Exercise description: List the lines of this listing that hold the word "name".

Records to use:
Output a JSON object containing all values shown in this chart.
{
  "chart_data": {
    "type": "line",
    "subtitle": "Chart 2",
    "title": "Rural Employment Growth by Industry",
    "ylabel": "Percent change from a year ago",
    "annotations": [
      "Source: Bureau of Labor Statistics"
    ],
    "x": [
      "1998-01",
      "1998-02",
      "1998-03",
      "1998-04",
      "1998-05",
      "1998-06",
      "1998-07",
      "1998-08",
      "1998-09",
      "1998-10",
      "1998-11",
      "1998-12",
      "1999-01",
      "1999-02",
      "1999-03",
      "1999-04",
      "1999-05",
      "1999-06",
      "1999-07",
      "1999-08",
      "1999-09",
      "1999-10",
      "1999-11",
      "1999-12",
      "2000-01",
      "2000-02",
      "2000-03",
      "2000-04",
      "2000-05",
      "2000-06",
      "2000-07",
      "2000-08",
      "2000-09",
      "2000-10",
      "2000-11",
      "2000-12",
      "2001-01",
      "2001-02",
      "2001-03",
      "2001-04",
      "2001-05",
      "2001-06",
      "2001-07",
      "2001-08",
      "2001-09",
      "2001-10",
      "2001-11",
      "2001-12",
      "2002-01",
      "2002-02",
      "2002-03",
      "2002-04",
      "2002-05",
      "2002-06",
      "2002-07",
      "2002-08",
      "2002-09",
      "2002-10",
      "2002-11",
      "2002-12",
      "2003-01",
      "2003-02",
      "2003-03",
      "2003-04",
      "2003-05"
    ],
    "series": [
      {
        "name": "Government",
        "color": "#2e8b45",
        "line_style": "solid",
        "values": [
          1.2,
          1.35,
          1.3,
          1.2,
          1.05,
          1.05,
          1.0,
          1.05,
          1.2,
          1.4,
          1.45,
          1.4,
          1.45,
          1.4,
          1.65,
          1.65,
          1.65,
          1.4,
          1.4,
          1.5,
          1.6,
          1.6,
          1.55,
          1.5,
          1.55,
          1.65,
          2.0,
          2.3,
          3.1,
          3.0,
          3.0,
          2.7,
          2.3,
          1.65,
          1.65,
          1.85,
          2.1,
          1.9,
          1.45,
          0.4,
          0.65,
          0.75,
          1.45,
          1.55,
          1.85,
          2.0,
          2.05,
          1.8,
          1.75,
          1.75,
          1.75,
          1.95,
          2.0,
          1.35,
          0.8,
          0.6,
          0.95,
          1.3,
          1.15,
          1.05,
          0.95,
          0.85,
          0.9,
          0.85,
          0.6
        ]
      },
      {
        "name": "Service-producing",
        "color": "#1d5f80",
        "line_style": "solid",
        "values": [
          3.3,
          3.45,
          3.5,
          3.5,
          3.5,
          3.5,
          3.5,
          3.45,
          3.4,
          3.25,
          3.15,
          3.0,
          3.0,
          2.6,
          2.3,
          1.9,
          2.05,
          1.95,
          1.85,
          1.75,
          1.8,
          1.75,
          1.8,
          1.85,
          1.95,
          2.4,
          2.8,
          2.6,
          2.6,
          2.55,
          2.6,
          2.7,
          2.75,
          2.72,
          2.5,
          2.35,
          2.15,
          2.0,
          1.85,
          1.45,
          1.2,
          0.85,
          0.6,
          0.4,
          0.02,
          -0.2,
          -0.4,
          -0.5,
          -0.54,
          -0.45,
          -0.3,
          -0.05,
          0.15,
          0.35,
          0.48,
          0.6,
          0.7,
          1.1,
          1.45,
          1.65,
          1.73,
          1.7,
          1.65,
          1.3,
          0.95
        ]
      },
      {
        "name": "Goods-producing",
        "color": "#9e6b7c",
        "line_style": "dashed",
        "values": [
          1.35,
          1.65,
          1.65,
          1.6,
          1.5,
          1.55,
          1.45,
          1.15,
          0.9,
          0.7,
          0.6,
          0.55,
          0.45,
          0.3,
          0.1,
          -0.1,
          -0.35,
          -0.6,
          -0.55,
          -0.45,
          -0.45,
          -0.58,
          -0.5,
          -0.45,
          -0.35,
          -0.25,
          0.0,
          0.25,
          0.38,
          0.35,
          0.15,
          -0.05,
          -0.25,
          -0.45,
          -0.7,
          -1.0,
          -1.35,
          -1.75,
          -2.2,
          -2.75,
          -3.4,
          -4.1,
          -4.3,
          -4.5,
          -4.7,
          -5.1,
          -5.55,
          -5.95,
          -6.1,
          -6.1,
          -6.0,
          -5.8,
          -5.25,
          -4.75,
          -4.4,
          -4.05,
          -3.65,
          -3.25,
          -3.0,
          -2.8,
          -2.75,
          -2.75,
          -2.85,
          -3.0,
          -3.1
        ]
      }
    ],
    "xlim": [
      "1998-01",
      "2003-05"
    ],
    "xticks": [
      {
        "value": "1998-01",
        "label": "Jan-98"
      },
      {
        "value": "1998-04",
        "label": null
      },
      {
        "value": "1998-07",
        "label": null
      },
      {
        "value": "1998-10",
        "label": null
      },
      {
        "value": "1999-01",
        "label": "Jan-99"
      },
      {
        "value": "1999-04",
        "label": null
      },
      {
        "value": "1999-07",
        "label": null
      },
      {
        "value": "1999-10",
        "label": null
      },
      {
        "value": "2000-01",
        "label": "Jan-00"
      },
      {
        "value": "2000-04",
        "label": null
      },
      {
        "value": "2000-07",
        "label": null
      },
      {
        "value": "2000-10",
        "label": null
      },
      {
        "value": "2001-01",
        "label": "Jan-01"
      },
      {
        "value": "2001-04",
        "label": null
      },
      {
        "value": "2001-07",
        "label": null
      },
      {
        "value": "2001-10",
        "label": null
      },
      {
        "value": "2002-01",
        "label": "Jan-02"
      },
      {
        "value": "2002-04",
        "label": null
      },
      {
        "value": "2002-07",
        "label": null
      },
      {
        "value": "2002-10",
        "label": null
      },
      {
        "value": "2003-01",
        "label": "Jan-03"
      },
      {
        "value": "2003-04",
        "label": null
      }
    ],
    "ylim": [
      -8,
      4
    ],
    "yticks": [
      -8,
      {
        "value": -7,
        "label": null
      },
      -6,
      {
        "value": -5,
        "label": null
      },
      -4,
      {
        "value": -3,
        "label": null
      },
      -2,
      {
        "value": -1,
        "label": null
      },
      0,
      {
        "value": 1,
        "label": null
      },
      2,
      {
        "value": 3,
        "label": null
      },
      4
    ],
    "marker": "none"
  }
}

Written response:
        "name": "Government",
        "name": "Service-producing",
        "name": "Goods-producing",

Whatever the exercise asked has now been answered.